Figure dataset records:

* begin *

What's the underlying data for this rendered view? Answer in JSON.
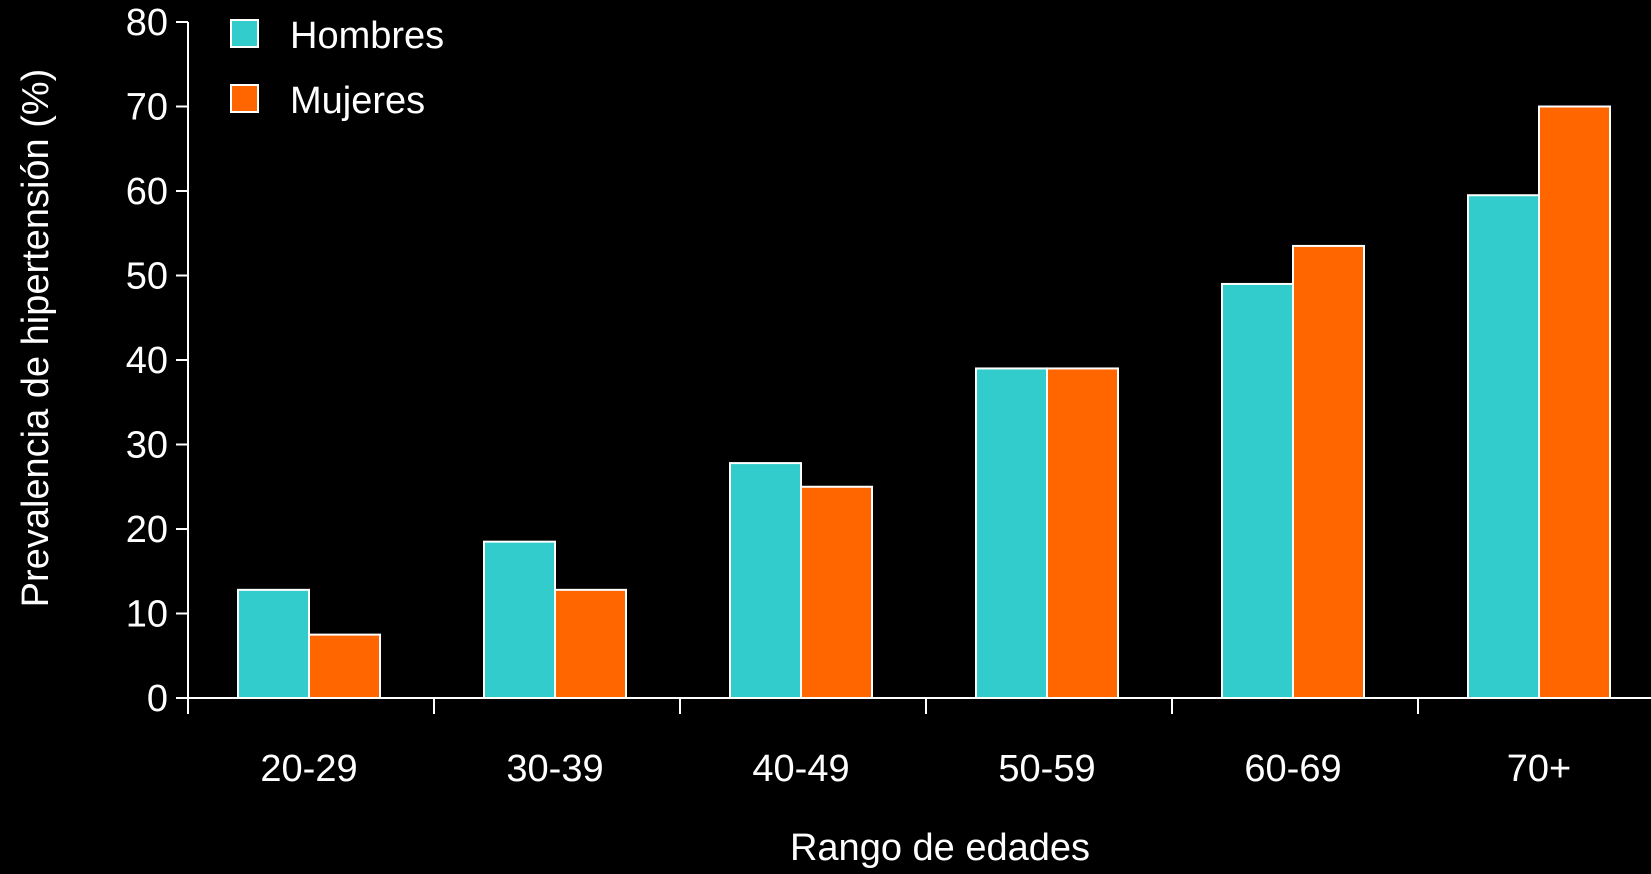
{
  "chart_data": {
    "type": "bar",
    "title": "",
    "xlabel": "Rango de edades",
    "ylabel": "Prevalencia de hipertensión (%)",
    "ylim": [
      0,
      80
    ],
    "yticks": [
      "0",
      "10",
      "20",
      "30",
      "40",
      "50",
      "60",
      "70",
      "80"
    ],
    "categories": [
      "20-29",
      "30-39",
      "40-49",
      "50-59",
      "60-69",
      "70+"
    ],
    "series": [
      {
        "name": "Hombres",
        "color": "#33cccc",
        "values": [
          12.8,
          18.5,
          27.8,
          39,
          49,
          59.5
        ]
      },
      {
        "name": "Mujeres",
        "color": "#ff6600",
        "values": [
          7.5,
          12.8,
          25,
          39,
          53.5,
          70
        ]
      }
    ],
    "legend": "top-left",
    "grid": false
  }
}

* end *

Task description: Each entry above is to be written out again unchanged, apart from the pictures, which are left out.

Exercise answer:
What's the underlying data for this rendered view? Answer in JSON.
{
  "chart_data": {
    "type": "bar",
    "title": "",
    "xlabel": "Rango de edades",
    "ylabel": "Prevalencia de hipertensión (%)",
    "ylim": [
      0,
      80
    ],
    "yticks": [
      "0",
      "10",
      "20",
      "30",
      "40",
      "50",
      "60",
      "70",
      "80"
    ],
    "categories": [
      "20-29",
      "30-39",
      "40-49",
      "50-59",
      "60-69",
      "70+"
    ],
    "series": [
      {
        "name": "Hombres",
        "color": "#33cccc",
        "values": [
          12.8,
          18.5,
          27.8,
          39,
          49,
          59.5
        ]
      },
      {
        "name": "Mujeres",
        "color": "#ff6600",
        "values": [
          7.5,
          12.8,
          25,
          39,
          53.5,
          70
        ]
      }
    ],
    "legend": "top-left",
    "grid": false
  }
}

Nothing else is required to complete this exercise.